* [Prompt]:
How many lines of the data include the string "Period"? State the number and nothing else.

* [Records excerpted from a collection]:
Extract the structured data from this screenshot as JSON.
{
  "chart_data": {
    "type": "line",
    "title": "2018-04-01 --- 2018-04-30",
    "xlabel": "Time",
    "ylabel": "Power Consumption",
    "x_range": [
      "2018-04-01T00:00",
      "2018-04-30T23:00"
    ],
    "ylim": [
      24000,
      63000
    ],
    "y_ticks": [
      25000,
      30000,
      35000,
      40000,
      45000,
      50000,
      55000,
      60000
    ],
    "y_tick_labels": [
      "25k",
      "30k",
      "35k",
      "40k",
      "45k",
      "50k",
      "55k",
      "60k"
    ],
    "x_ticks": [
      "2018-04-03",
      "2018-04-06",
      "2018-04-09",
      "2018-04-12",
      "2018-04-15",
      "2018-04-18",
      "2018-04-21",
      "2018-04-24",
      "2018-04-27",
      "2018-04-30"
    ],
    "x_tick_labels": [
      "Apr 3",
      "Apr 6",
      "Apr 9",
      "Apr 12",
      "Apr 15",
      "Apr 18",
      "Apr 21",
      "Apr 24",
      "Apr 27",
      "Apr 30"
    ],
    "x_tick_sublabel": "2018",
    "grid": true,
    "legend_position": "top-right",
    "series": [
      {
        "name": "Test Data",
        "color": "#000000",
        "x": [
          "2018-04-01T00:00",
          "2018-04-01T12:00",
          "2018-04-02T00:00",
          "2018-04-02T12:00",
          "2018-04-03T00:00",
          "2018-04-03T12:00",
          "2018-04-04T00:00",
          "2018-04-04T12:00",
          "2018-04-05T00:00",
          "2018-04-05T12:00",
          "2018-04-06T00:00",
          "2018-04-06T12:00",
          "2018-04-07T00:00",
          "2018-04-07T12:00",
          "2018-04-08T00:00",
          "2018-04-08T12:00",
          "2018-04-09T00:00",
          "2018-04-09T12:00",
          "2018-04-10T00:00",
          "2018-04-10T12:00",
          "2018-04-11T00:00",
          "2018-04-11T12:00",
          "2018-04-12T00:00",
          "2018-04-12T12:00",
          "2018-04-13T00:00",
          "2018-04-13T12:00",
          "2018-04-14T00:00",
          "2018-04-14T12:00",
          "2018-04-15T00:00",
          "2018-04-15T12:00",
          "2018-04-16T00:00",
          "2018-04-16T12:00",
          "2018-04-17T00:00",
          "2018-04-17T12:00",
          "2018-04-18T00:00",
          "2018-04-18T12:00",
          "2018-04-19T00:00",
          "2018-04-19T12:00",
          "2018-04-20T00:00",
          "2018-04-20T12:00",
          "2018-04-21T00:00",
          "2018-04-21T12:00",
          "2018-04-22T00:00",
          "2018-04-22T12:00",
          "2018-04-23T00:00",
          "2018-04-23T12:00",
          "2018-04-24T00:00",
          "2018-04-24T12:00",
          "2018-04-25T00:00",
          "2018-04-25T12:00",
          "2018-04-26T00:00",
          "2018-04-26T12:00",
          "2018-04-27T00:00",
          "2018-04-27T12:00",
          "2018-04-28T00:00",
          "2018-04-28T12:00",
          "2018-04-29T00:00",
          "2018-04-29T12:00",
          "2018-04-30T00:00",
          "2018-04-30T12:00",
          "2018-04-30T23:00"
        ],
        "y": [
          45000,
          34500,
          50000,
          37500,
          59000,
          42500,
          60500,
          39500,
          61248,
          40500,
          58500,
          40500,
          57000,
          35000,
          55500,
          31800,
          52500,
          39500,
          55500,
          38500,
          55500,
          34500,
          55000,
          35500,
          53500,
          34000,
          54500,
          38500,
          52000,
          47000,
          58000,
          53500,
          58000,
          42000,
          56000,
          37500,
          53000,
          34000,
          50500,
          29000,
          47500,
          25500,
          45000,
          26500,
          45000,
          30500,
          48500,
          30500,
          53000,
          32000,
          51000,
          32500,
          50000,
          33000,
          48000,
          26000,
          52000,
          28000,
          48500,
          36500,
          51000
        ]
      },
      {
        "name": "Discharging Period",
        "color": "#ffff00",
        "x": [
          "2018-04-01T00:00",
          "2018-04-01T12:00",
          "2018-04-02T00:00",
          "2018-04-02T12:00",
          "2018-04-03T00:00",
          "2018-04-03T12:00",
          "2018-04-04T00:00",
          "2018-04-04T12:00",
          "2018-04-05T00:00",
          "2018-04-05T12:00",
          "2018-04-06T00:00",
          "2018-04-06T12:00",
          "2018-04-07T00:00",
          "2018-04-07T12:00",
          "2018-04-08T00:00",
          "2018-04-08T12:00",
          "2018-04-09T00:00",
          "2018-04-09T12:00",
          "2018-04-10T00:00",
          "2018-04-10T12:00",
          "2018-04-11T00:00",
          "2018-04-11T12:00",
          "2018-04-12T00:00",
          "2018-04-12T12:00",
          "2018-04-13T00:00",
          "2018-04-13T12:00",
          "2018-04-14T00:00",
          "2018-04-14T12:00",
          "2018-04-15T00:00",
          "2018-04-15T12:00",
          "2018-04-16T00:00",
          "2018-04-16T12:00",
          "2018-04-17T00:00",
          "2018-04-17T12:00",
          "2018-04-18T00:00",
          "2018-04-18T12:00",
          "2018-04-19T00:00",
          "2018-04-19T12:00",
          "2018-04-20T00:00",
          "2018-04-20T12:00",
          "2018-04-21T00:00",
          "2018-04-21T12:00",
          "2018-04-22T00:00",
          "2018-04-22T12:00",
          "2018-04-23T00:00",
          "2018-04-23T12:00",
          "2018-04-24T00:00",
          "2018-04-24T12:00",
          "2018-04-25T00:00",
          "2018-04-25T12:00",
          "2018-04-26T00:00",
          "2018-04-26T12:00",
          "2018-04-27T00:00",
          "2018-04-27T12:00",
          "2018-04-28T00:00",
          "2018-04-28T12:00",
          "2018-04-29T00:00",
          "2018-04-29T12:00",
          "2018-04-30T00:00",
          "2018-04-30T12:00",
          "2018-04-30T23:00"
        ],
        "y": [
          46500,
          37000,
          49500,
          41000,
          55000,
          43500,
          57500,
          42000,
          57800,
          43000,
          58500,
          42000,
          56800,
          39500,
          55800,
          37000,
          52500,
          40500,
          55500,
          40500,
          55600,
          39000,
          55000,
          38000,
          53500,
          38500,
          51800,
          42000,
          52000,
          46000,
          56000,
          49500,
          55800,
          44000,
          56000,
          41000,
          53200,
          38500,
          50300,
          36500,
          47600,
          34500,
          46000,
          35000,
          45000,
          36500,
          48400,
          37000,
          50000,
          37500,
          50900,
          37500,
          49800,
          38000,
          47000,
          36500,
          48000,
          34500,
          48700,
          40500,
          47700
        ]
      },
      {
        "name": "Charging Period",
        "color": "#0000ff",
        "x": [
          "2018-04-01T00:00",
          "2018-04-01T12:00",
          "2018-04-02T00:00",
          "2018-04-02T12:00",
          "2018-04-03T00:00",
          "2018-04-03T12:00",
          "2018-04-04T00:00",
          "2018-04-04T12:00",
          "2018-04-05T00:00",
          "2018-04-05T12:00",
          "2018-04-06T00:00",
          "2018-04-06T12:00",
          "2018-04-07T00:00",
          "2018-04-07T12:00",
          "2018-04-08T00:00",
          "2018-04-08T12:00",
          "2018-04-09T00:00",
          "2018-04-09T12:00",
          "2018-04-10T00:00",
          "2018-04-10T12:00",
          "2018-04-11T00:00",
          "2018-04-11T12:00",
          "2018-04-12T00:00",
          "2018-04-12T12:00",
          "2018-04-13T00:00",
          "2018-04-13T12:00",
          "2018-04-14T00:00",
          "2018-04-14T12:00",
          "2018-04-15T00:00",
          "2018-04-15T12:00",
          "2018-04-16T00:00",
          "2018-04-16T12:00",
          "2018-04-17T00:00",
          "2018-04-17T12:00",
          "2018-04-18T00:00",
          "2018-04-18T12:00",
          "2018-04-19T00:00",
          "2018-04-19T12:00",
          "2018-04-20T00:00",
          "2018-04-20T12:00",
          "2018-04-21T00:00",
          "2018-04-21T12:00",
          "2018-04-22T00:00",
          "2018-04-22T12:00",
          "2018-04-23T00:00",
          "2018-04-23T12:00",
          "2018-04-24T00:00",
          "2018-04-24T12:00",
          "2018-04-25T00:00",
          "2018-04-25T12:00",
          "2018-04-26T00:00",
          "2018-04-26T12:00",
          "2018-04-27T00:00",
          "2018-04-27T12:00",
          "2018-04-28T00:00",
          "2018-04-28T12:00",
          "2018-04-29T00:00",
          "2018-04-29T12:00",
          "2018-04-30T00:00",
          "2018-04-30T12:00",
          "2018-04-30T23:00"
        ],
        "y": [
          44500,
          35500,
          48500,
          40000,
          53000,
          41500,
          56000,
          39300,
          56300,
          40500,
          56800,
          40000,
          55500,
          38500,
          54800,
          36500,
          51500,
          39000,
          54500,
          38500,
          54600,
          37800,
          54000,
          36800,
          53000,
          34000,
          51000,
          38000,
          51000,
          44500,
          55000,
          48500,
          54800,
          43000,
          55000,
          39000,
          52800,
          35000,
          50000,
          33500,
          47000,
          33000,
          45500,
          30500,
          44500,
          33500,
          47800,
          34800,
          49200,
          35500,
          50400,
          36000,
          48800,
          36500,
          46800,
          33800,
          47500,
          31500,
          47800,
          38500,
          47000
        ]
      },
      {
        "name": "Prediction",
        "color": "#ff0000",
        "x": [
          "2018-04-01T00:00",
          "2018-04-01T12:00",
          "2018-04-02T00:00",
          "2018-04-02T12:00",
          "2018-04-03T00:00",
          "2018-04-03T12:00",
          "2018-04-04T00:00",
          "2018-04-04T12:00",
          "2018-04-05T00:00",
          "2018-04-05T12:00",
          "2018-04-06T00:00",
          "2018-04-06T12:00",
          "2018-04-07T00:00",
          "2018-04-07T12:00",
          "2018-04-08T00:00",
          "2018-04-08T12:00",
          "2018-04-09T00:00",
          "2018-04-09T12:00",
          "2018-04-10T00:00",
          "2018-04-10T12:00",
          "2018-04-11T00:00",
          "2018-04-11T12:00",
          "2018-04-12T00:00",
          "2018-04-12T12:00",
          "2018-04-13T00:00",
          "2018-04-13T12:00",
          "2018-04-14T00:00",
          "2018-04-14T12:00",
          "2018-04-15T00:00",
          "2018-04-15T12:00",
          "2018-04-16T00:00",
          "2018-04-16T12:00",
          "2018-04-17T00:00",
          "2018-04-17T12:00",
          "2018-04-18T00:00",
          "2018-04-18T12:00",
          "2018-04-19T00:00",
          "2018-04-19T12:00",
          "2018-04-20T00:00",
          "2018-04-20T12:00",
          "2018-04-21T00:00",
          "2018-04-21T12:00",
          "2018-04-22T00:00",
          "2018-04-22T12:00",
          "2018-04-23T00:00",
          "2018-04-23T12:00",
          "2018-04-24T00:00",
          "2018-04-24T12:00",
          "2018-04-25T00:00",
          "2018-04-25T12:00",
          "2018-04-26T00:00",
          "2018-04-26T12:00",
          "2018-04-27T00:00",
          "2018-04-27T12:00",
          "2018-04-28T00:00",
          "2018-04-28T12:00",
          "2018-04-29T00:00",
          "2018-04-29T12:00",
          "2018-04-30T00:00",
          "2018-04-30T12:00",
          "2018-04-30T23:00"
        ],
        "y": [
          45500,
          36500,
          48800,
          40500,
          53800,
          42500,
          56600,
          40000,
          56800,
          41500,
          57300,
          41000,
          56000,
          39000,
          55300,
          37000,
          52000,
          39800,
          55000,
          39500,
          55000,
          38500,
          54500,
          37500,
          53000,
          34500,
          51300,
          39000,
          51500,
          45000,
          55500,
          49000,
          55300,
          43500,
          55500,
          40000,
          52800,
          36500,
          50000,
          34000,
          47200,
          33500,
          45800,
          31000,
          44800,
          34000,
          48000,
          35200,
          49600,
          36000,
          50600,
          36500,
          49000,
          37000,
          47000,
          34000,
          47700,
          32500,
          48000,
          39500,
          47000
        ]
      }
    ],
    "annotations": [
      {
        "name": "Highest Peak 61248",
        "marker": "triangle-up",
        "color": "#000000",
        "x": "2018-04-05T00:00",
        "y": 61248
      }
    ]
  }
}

* [Answer in full]:
2